• _Excerpt to read_
United States v. John William Drosten

819 F.2d 1067 | 11th Cir. | 1987

Lead Opinion

HATCHETT, Circuit Judge:

In this case, we review the district court’s application of the “inevitable discovery rule” to evidence law enforcement officers seized during the course of an unlawful entry of the appellant’s apartment. Finding no reversible error, we affirm.

FACTS

On March 13, 1986, an informant, Tea-phel McMahon, contacted the Drug Enforcement Administration (DEA) and the Jacksonville Sheriff’s Office (JSO) offering information regarding narcotics activity in exchange for assistance in entering a drug rehabilitation program. The law enforcement officers arranged for McMahon to place a telephone call to the appellant, John William Drosten, a/k/a “Colombian John,” via a telephone beeper number. McMahon made arrangements with Drosten for purchase of one ounce of cocaine that evening for $1,900.

Robert A. Walsh, a JSO detective, agreed to accompany McMahon to Drosten’s apartment so McMahon could introduce Walsh to Drosten and make the purchase using $1,900 of recorded DEA money. McMahon placed a second telephone call to Drosten *1069and discussed the possibility of a future purchase of a pound of cocaine if the scheduled evening transaction was successful. After Walsh obtained the $1,900 for the drug purchase, McMahon placed a third telephone call to Drosten advising him that they were en route to his apartment. Prior to arriving at Drosten’s apartment, and before giving McMahon the recorded DEA money, Walsh searched McMahon to ensure that McMahon did not have any money or contraband in his possession. McMahon’s girlfriend was with him from the time he contacted the law enforcement officers until McMahon and Walsh left for Drosten’s apartment.

Upon arriving at Drosten’s apartment, McMahon spoke with Donald Barrett, an individual he had previously met. Barrett told McMahon that Drosten was not at home, but to call Drosten on the beeper later. Walsh and McMahon went to a telephone booth, and McMahon placed a fourth telephone call to Drosten on the beeper.

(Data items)
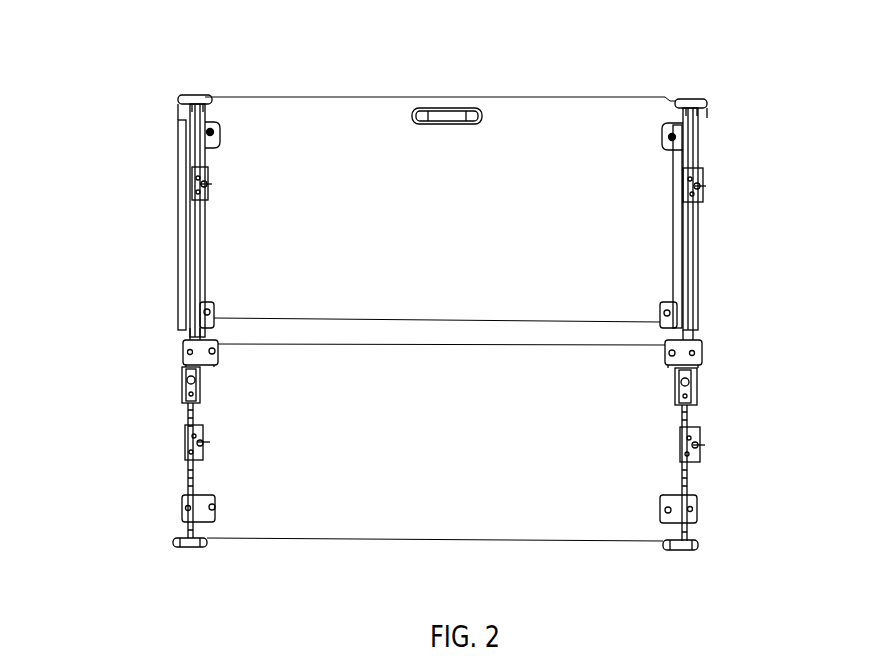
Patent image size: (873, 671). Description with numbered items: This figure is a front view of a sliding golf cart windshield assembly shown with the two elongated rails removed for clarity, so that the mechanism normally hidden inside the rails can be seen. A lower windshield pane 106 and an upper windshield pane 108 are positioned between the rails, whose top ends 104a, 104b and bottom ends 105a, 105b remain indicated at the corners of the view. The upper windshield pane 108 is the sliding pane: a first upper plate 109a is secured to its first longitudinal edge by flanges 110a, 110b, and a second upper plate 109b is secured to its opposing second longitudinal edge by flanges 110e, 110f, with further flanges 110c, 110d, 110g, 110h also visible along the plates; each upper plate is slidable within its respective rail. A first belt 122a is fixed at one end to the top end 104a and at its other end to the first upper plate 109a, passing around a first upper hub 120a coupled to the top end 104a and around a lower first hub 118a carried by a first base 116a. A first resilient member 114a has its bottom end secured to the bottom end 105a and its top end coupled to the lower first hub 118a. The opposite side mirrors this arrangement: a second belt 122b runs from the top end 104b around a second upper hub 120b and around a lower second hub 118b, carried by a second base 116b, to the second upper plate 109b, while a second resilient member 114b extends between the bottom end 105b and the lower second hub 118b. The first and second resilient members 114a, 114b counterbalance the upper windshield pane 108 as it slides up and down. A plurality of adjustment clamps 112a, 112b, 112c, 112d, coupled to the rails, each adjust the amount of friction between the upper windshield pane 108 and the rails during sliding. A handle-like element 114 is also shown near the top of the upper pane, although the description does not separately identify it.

The top end 104a is at (196, 95).
The top end 104b is at (700, 99).
The bottom end 105a is at (190, 547).
The bottom end 105b is at (688, 550).
The lower windshield pane 106 is at (612, 528).
The upper windshield pane 108 is at (590, 105).
The first upper plate 109a is at (178, 240).
The second upper plate 109b is at (700, 250).
The flange 110a is at (220, 130).
The flange 110b is at (212, 306).
The connector bracket 110c is at (218, 358).
The connector bracket 110d is at (215, 503).
The flange 110e is at (662, 140).
The flange 110f is at (665, 304).
The connector bracket 110g is at (665, 356).
The connector bracket 110h is at (665, 500).
The adjustment clamp 112a is at (212, 182).
The adjustment clamp 112b is at (203, 440).
The adjustment clamp 112c is at (705, 180).
The adjustment clamp 112d is at (700, 442).
The handle 114 is at (450, 108).
The first resilient member 114a is at (188, 470).
The second resilient member 114b is at (697, 475).
The first base 116a is at (182, 386).
The second base 116b is at (697, 392).
The lower first hub 118a is at (183, 352).
The lower second hub 118b is at (702, 350).
The first upper hub 120a is at (178, 104).
The second upper hub 120b is at (707, 112).
The first belt 122a is at (184, 335).
The second belt 122b is at (700, 336).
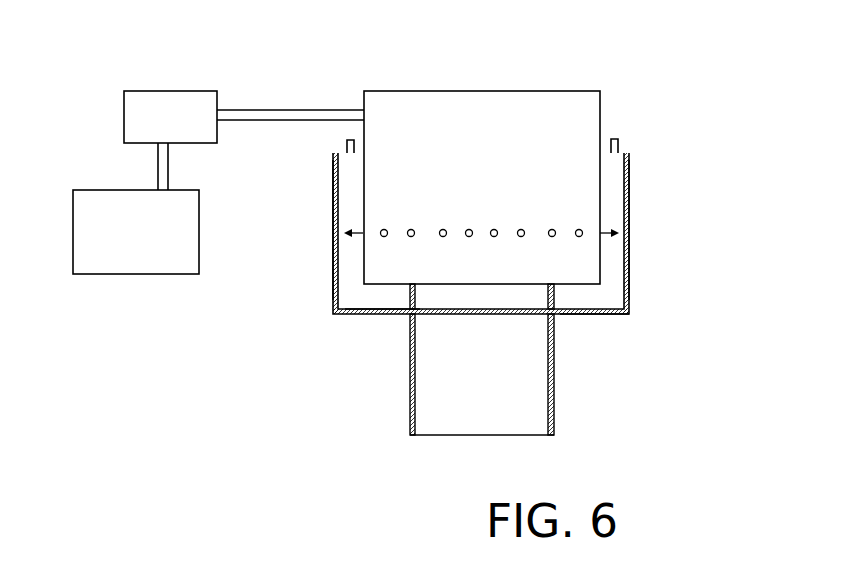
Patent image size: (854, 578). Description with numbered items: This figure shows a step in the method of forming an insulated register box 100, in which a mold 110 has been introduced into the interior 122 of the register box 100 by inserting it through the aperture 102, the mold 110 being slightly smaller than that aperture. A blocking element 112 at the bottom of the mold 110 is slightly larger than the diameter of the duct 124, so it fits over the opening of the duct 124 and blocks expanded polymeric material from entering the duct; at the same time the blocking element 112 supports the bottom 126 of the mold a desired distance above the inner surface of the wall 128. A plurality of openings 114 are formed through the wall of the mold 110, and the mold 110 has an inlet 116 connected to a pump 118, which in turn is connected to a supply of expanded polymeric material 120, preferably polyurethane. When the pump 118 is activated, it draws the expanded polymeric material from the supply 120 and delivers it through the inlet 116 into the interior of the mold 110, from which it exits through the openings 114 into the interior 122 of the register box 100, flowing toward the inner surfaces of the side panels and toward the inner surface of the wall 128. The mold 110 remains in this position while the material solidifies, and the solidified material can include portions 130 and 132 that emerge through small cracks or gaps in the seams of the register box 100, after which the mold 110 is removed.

The register box 100 is at (630, 234).
The aperture 102 is at (612, 139).
The mold 110 is at (596, 91).
The blocking element 112 is at (533, 298).
The openings 114 is at (412, 226).
The inlet 116 is at (277, 108).
The pump 118 is at (124, 120).
The supply of expanded polymeric material 120 is at (117, 277).
The interior 122 is at (614, 199).
The duct 124 is at (410, 413).
The bottom 126 is at (394, 290).
The wall 128 is at (603, 314).
The portion of solidified expanded polymeric material 130 is at (637, 272).
The portion of solidified expanded polymeric material 132 is at (327, 272).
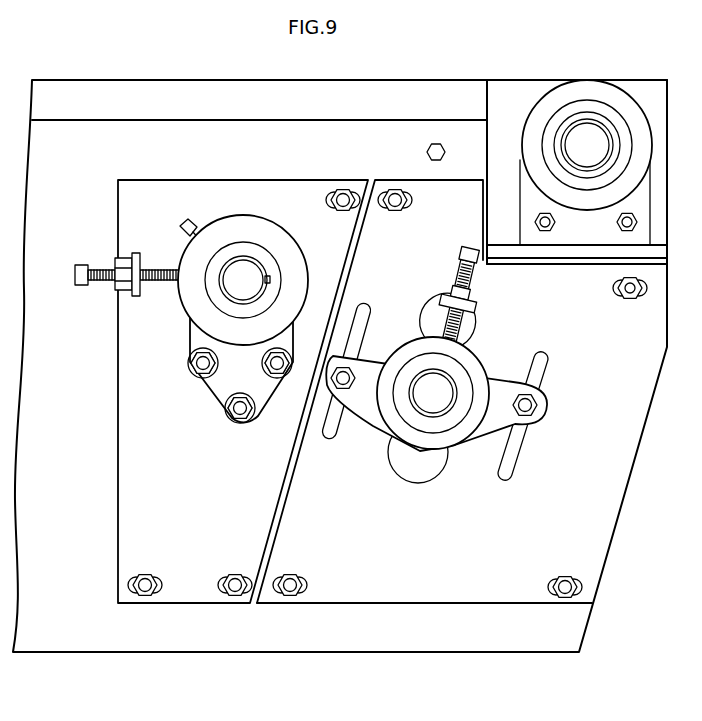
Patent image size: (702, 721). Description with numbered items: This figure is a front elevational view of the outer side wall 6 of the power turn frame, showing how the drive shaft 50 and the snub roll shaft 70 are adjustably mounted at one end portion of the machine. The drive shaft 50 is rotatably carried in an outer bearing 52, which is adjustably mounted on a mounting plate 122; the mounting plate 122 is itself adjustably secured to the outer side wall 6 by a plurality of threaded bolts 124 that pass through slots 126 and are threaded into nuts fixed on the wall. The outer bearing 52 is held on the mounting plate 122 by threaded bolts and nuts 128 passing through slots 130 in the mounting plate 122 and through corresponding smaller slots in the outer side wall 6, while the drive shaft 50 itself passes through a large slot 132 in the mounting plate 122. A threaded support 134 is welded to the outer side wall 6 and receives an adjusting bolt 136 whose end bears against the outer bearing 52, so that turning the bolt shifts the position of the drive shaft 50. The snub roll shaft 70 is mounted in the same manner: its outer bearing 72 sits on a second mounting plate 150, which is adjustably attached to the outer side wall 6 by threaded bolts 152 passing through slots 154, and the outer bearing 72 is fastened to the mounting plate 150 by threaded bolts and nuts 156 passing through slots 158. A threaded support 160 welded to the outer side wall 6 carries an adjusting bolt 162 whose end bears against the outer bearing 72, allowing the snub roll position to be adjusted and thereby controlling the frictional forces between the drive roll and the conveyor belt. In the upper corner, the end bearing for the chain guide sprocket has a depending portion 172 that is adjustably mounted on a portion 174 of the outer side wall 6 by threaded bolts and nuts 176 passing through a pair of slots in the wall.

The outer side wall 6 is at (68, 572).
The drive shaft 50 is at (427, 400).
The outer bearing 52 is at (458, 438).
The snub roll shaft 70 is at (252, 267).
The outer bearing 72 is at (237, 226).
The mounting plate 122 is at (434, 562).
The threaded bolts 124 is at (396, 209).
The slots 126 is at (384, 190).
The threaded bolts and nuts 128 is at (538, 405).
The slots 130 is at (366, 303).
The large slot 132 is at (399, 472).
The threaded support 134 is at (480, 315).
The adjusting bolt 136 is at (474, 278).
The mounting plate 150 is at (216, 550).
The threaded bolts 152 is at (346, 196).
The slots 154 is at (333, 200).
The threaded bolts and nuts 156 is at (189, 370).
The slots 158 is at (298, 358).
The threaded support 160 is at (136, 252).
The adjusting bolt 162 is at (103, 284).
The depending portion 172 is at (596, 245).
The portion of the outer side wall 174 is at (525, 110).
The threaded bolts and nuts 176 is at (622, 233).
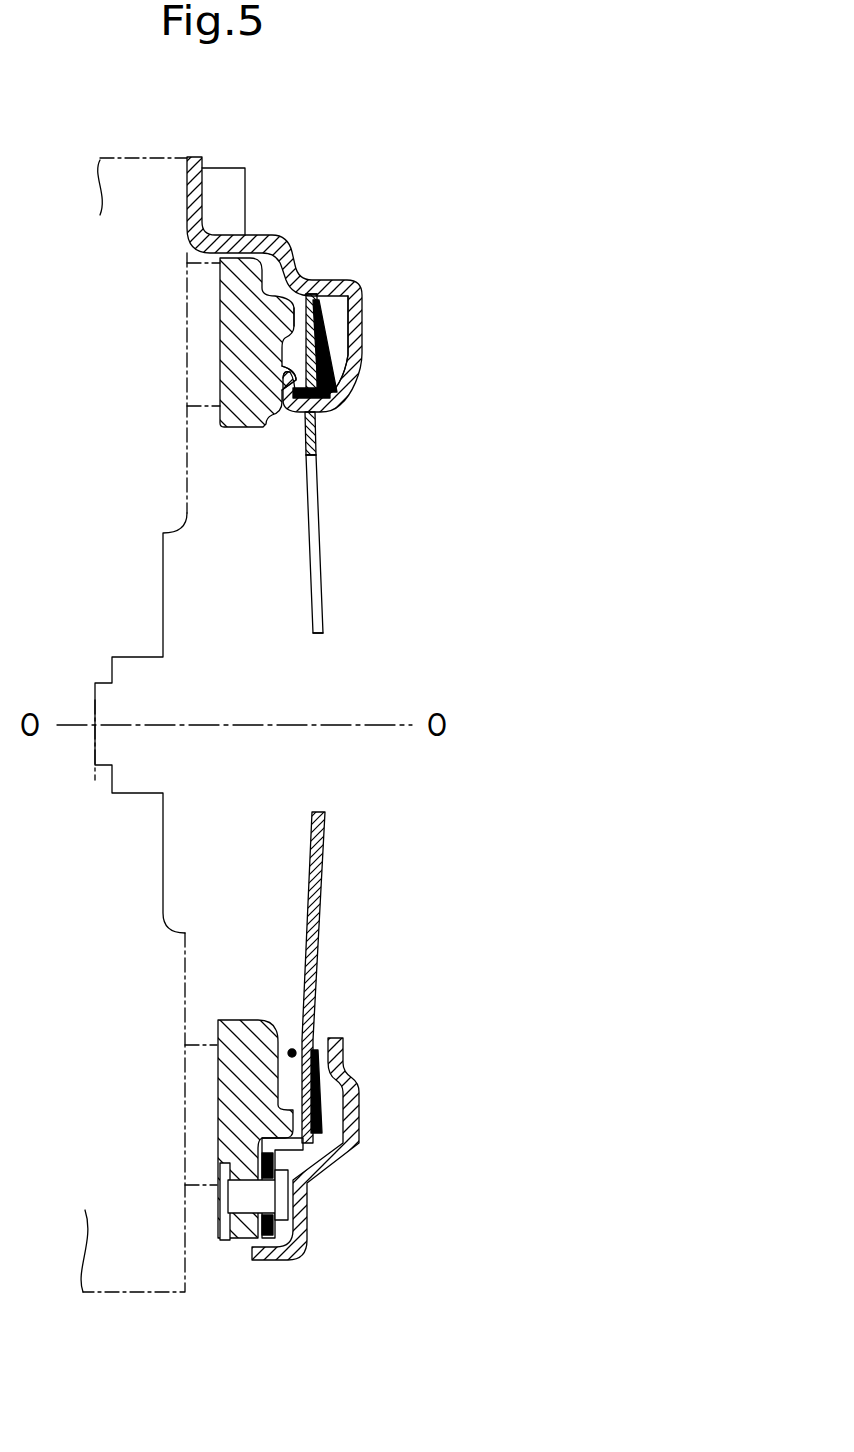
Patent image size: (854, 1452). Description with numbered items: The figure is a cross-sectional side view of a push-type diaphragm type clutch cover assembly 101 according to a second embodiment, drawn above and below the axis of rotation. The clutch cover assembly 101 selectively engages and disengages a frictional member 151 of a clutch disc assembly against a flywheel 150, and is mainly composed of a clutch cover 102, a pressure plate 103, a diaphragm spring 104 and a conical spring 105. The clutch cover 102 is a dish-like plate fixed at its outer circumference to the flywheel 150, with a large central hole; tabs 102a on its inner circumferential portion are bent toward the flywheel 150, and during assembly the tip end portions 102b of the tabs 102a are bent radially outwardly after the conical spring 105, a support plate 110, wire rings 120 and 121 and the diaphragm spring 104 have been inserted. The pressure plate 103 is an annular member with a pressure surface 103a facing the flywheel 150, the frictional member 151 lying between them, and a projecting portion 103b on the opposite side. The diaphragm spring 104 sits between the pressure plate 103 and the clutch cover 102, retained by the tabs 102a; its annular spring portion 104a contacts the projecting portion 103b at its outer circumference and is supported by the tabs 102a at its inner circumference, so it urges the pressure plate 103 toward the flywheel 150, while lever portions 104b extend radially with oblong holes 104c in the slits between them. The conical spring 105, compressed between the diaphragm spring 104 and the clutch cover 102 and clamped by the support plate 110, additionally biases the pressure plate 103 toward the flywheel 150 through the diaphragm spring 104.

• _Exercise task 1_
Print the passage of the court opinion from "On March 13, 1986, an" up to and including "evening for $1,900.", word for word.
• _Exercise task 2_
From the entries, output the line containing "Patent image size: (702, 721)." and every line after it, up to and including the line containing "The outer bearing 72 is at (237, 226).", reproducing each one without change.

• _Exercise solution 1_
On March 13, 1986, an informant, Tea-phel McMahon, contacted the Drug Enforcement Administration (DEA) and the Jacksonville Sheriff’s Office (JSO) offering information regarding narcotics activity in exchange for assistance in entering a drug rehabilitation program. The law enforcement officers arranged for McMahon to place a telephone call to the appellant, John William Drosten, a/k/a “Colombian John,” via a telephone beeper number. McMahon made arrangements with Drosten for purchase of one ounce of cocaine that evening for $1,900.

• _Exercise solution 2_
Patent image size: (702, 721). Description with numbered items: This figure is a front elevational view of the outer side wall 6 of the power turn frame, showing how the drive shaft 50 and the snub roll shaft 70 are adjustably mounted at one end portion of the machine. The drive shaft 50 is rotatably carried in an outer bearing 52, which is adjustably mounted on a mounting plate 122; the mounting plate 122 is itself adjustably secured to the outer side wall 6 by a plurality of threaded bolts 124 that pass through slots 126 and are threaded into nuts fixed on the wall. The outer bearing 52 is held on the mounting plate 122 by threaded bolts and nuts 128 passing through slots 130 in the mounting plate 122 and through corresponding smaller slots in the outer side wall 6, while the drive shaft 50 itself passes through a large slot 132 in the mounting plate 122. A threaded support 134 is welded to the outer side wall 6 and receives an adjusting bolt 136 whose end bears against the outer bearing 52, so that turning the bolt shifts the position of the drive shaft 50. The snub roll shaft 70 is mounted in the same manner: its outer bearing 72 sits on a second mounting plate 150, which is adjustably attached to the outer side wall 6 by threaded bolts 152 passing through slots 154, and the outer bearing 72 is fastened to the mounting plate 150 by threaded bolts and nuts 156 passing through slots 158. A threaded support 160 welded to the outer side wall 6 carries an adjusting bolt 162 whose end bears against the outer bearing 72, allowing the snub roll position to be adjusted and thereby controlling the frictional forces between the drive roll and the conveyor belt. In the upper corner, the end bearing for the chain guide sprocket has a depending portion 172 that is adjustably mounted on a portion 174 of the outer side wall 6 by threaded bolts and nuts 176 passing through a pair of slots in the wall.

The outer side wall 6 is at (68, 572).
The drive shaft 50 is at (427, 400).
The outer bearing 52 is at (458, 438).
The snub roll shaft 70 is at (252, 267).
The outer bearing 72 is at (237, 226).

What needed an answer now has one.